Saved entries
[Begin]
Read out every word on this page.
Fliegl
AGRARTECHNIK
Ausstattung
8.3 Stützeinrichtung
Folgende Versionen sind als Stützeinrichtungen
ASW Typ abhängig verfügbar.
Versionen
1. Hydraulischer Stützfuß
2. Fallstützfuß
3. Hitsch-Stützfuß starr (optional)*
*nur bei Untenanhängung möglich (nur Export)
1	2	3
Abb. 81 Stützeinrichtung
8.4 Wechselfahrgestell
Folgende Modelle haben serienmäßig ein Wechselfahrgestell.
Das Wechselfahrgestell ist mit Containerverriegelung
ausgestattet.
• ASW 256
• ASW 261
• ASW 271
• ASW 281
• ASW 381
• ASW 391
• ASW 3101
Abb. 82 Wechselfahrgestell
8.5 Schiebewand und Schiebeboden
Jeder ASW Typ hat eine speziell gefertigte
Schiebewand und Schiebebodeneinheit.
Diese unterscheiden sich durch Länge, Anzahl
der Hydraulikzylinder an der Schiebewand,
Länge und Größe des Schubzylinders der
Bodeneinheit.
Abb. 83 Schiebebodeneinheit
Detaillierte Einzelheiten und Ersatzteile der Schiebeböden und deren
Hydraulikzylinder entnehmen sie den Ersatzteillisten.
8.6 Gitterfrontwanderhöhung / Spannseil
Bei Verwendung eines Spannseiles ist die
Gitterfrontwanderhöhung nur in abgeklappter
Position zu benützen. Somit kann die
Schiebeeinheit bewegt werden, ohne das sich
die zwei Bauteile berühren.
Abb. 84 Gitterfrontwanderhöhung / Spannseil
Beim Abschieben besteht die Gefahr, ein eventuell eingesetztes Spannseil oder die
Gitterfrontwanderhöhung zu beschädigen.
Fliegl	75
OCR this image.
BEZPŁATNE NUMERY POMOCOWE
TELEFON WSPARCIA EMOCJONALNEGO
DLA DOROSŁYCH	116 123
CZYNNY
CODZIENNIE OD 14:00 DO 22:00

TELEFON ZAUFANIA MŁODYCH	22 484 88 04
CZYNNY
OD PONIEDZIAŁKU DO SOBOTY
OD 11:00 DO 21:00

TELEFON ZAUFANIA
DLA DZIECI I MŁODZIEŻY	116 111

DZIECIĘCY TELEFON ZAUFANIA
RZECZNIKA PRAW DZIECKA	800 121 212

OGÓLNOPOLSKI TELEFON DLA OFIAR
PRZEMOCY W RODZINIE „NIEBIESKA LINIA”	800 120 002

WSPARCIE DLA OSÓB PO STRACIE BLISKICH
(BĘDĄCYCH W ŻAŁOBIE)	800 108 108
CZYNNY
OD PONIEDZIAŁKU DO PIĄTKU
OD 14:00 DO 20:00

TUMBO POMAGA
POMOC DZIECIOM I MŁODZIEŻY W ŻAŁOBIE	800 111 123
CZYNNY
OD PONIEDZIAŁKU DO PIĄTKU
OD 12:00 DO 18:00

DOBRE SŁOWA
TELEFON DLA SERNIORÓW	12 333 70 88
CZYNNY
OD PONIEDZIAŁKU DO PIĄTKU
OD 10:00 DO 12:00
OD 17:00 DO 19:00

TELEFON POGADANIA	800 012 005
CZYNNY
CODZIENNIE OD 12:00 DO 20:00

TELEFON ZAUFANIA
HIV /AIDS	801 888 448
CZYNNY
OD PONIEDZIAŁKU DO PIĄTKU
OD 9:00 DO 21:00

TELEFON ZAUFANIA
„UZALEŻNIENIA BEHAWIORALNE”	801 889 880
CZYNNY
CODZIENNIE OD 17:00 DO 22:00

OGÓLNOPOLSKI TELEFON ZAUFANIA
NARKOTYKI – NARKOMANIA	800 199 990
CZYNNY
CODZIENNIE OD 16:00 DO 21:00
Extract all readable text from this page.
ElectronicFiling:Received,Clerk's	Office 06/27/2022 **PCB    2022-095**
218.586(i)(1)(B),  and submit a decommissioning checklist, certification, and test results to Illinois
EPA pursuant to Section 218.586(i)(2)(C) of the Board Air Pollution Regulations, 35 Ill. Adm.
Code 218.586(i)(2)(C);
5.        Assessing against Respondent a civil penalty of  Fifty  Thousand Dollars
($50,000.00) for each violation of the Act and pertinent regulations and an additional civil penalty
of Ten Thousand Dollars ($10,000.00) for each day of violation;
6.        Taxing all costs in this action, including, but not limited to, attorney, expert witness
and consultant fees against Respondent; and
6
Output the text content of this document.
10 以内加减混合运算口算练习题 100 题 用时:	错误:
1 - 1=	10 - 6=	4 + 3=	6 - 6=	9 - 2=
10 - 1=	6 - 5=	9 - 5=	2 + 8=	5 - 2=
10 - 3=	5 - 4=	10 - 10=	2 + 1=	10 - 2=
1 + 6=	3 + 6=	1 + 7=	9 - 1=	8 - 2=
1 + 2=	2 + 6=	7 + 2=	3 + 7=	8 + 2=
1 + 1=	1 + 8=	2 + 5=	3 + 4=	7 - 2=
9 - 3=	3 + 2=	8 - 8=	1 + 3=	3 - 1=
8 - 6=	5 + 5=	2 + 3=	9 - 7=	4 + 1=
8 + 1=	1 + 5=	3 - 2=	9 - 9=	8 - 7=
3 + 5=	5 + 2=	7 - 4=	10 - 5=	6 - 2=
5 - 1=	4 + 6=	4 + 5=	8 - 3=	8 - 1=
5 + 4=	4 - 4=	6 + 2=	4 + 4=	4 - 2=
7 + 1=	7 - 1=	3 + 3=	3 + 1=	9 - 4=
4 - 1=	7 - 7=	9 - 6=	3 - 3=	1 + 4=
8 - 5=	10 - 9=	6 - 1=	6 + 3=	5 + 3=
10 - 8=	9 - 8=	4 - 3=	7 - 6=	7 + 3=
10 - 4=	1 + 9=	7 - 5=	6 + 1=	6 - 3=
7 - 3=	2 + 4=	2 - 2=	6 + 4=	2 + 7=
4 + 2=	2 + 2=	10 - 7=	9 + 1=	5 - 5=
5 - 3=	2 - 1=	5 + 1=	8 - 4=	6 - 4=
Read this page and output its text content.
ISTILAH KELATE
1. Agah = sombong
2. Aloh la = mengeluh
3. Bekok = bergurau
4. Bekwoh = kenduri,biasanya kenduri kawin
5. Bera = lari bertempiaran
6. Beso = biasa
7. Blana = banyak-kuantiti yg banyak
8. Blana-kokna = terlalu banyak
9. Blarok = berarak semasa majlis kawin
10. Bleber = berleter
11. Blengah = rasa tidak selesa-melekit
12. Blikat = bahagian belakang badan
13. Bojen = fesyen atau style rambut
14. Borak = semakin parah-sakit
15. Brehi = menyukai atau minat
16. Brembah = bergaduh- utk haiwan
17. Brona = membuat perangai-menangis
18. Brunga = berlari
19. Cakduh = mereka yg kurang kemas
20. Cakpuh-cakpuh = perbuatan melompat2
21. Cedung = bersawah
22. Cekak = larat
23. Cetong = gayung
[End]
### Stated problem
Copy down every line of the material above that includes the string "ŻAŁOBIE".

### Solution to the problem
(BĘDĄCYCH W ŻAŁOBIE)	800 108 108
POMOC DZIECIOM I MŁODZIEŻY W ŻAŁOBIE	800 111 123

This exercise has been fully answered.